▼

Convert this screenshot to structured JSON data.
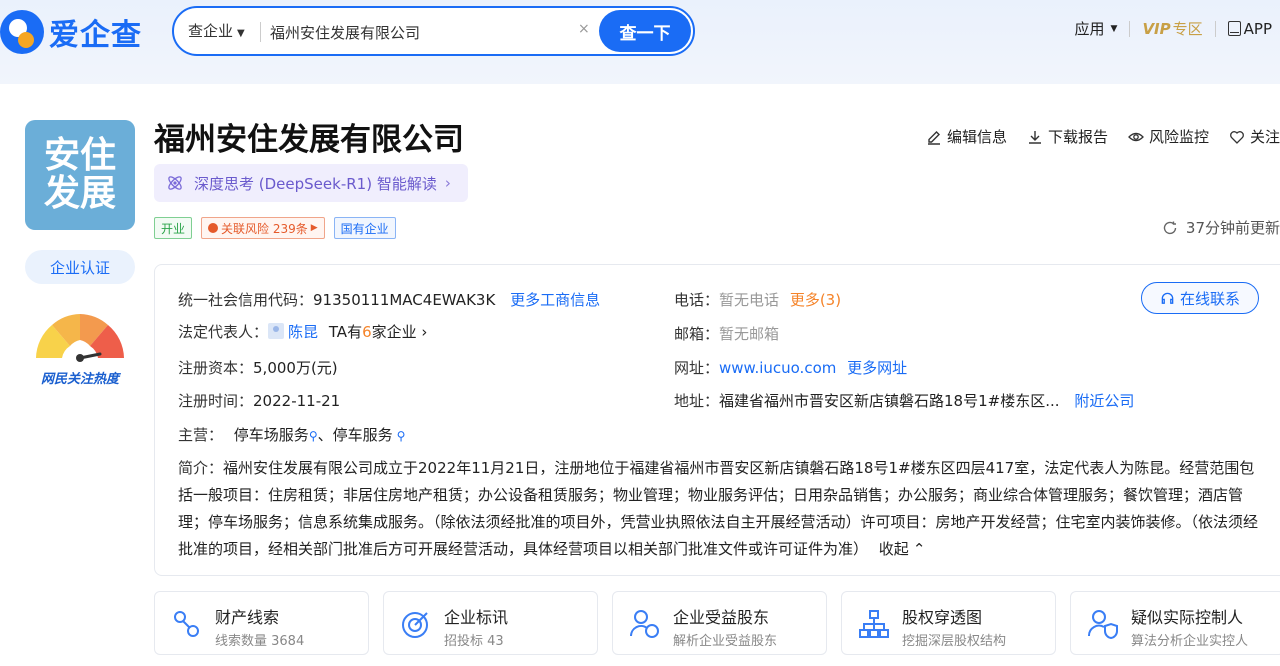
{
  "header": {
    "logo_text": "爱企查",
    "search": {
      "type_label": "查企业",
      "value": "福州安住发展有限公司",
      "clear": "×",
      "button": "查一下"
    },
    "nav": {
      "apps": "应用",
      "vip": "VIP",
      "vip_sub": "专区",
      "app": "APP"
    }
  },
  "company": {
    "logo_line1": "安住",
    "logo_line2": "发展",
    "name": "福州安住发展有限公司",
    "ai_label": "深度思考 (DeepSeek-R1) 智能解读",
    "tags": {
      "status": "开业",
      "risk": "关联风险 239条",
      "type": "国有企业"
    },
    "cert_button": "企业认证",
    "heat_label": "网民关注热度",
    "actions": {
      "edit": "编辑信息",
      "download": "下载报告",
      "monitor": "风险监控",
      "follow": "关注"
    },
    "updated": "37分钟前更新"
  },
  "info": {
    "credit_code_label": "统一社会信用代码：",
    "credit_code": "91350111MAC4EWAK3K",
    "more_business": "更多工商信息",
    "legal_rep_label": "法定代表人：",
    "legal_rep": "陈昆",
    "legal_rep_companies_pre": "TA有",
    "legal_rep_companies_num": "6",
    "legal_rep_companies_post": "家企业",
    "capital_label": "注册资本：",
    "capital": "5,000万(元)",
    "reg_date_label": "注册时间：",
    "reg_date": "2022-11-21",
    "business_label": "主营：",
    "business_1": "停车场服务",
    "business_sep": "、",
    "business_2": "停车服务",
    "phone_label": "电话：",
    "phone": "暂无电话",
    "phone_more": "更多(3)",
    "email_label": "邮箱：",
    "email": "暂无邮箱",
    "website_label": "网址：",
    "website": "www.iucuo.com",
    "website_more": "更多网址",
    "address_label": "地址：",
    "address": "福建省福州市晋安区新店镇磐石路18号1#楼东区...",
    "nearby": "附近公司",
    "online_contact": "在线联系",
    "desc_label": "简介：",
    "desc": "福州安住发展有限公司成立于2022年11月21日，注册地位于福建省福州市晋安区新店镇磐石路18号1#楼东区四层417室，法定代表人为陈昆。经营范围包括一般项目：住房租赁；非居住房地产租赁；办公设备租赁服务；物业管理；物业服务评估；日用杂品销售；办公服务；商业综合体管理服务；餐饮管理；酒店管理；停车场服务；信息系统集成服务。（除依法须经批准的项目外，凭营业执照依法自主开展经营活动）许可项目：房地产开发经营；住宅室内装饰装修。（依法须经批准的项目，经相关部门批准后方可开展经营活动，具体经营项目以相关部门批准文件或许可证件为准）",
    "collapse": "收起"
  },
  "tiles": [
    {
      "title": "财产线索",
      "sub": "线索数量 3684",
      "icon": "property-clue-icon"
    },
    {
      "title": "企业标讯",
      "sub": "招投标 43",
      "icon": "bid-target-icon"
    },
    {
      "title": "企业受益股东",
      "sub": "解析企业受益股东",
      "icon": "beneficiary-icon"
    },
    {
      "title": "股权穿透图",
      "sub": "挖掘深层股权结构",
      "icon": "equity-tree-icon"
    },
    {
      "title": "疑似实际控制人",
      "sub": "算法分析企业实控人",
      "icon": "controller-icon"
    }
  ],
  "colors": {
    "brand": "#1a6cf5",
    "vip": "#c8a046",
    "orange": "#f5842a",
    "green": "#2ba44a",
    "risk": "#e55a2b"
  }
}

▲

Return each line of the data, keeping its wording exact and omitting pictures.

Convert this screenshot to structured JSON data.
{
  "header": {
    "logo_text": "爱企查",
    "search": {
      "type_label": "查企业",
      "value": "福州安住发展有限公司",
      "clear": "×",
      "button": "查一下"
    },
    "nav": {
      "apps": "应用",
      "vip": "VIP",
      "vip_sub": "专区",
      "app": "APP"
    }
  },
  "company": {
    "logo_line1": "安住",
    "logo_line2": "发展",
    "name": "福州安住发展有限公司",
    "ai_label": "深度思考 (DeepSeek-R1) 智能解读",
    "tags": {
      "status": "开业",
      "risk": "关联风险 239条",
      "type": "国有企业"
    },
    "cert_button": "企业认证",
    "heat_label": "网民关注热度",
    "actions": {
      "edit": "编辑信息",
      "download": "下载报告",
      "monitor": "风险监控",
      "follow": "关注"
    },
    "updated": "37分钟前更新"
  },
  "info": {
    "credit_code_label": "统一社会信用代码：",
    "credit_code": "91350111MAC4EWAK3K",
    "more_business": "更多工商信息",
    "legal_rep_label": "法定代表人：",
    "legal_rep": "陈昆",
    "legal_rep_companies_pre": "TA有",
    "legal_rep_companies_num": "6",
    "legal_rep_companies_post": "家企业",
    "capital_label": "注册资本：",
    "capital": "5,000万(元)",
    "reg_date_label": "注册时间：",
    "reg_date": "2022-11-21",
    "business_label": "主营：",
    "business_1": "停车场服务",
    "business_sep": "、",
    "business_2": "停车服务",
    "phone_label": "电话：",
    "phone": "暂无电话",
    "phone_more": "更多(3)",
    "email_label": "邮箱：",
    "email": "暂无邮箱",
    "website_label": "网址：",
    "website": "www.iucuo.com",
    "website_more": "更多网址",
    "address_label": "地址：",
    "address": "福建省福州市晋安区新店镇磐石路18号1#楼东区...",
    "nearby": "附近公司",
    "online_contact": "在线联系",
    "desc_label": "简介：",
    "desc": "福州安住发展有限公司成立于2022年11月21日，注册地位于福建省福州市晋安区新店镇磐石路18号1#楼东区四层417室，法定代表人为陈昆。经营范围包括一般项目：住房租赁；非居住房地产租赁；办公设备租赁服务；物业管理；物业服务评估；日用杂品销售；办公服务；商业综合体管理服务；餐饮管理；酒店管理；停车场服务；信息系统集成服务。（除依法须经批准的项目外，凭营业执照依法自主开展经营活动）许可项目：房地产开发经营；住宅室内装饰装修。（依法须经批准的项目，经相关部门批准后方可开展经营活动，具体经营项目以相关部门批准文件或许可证件为准）",
    "collapse": "收起"
  },
  "tiles": [
    {
      "title": "财产线索",
      "sub": "线索数量 3684",
      "icon": "property-clue-icon"
    },
    {
      "title": "企业标讯",
      "sub": "招投标 43",
      "icon": "bid-target-icon"
    },
    {
      "title": "企业受益股东",
      "sub": "解析企业受益股东",
      "icon": "beneficiary-icon"
    },
    {
      "title": "股权穿透图",
      "sub": "挖掘深层股权结构",
      "icon": "equity-tree-icon"
    },
    {
      "title": "疑似实际控制人",
      "sub": "算法分析企业实控人",
      "icon": "controller-icon"
    }
  ],
  "colors": {
    "brand": "#1a6cf5",
    "vip": "#c8a046",
    "orange": "#f5842a",
    "green": "#2ba44a",
    "risk": "#e55a2b"
  }
}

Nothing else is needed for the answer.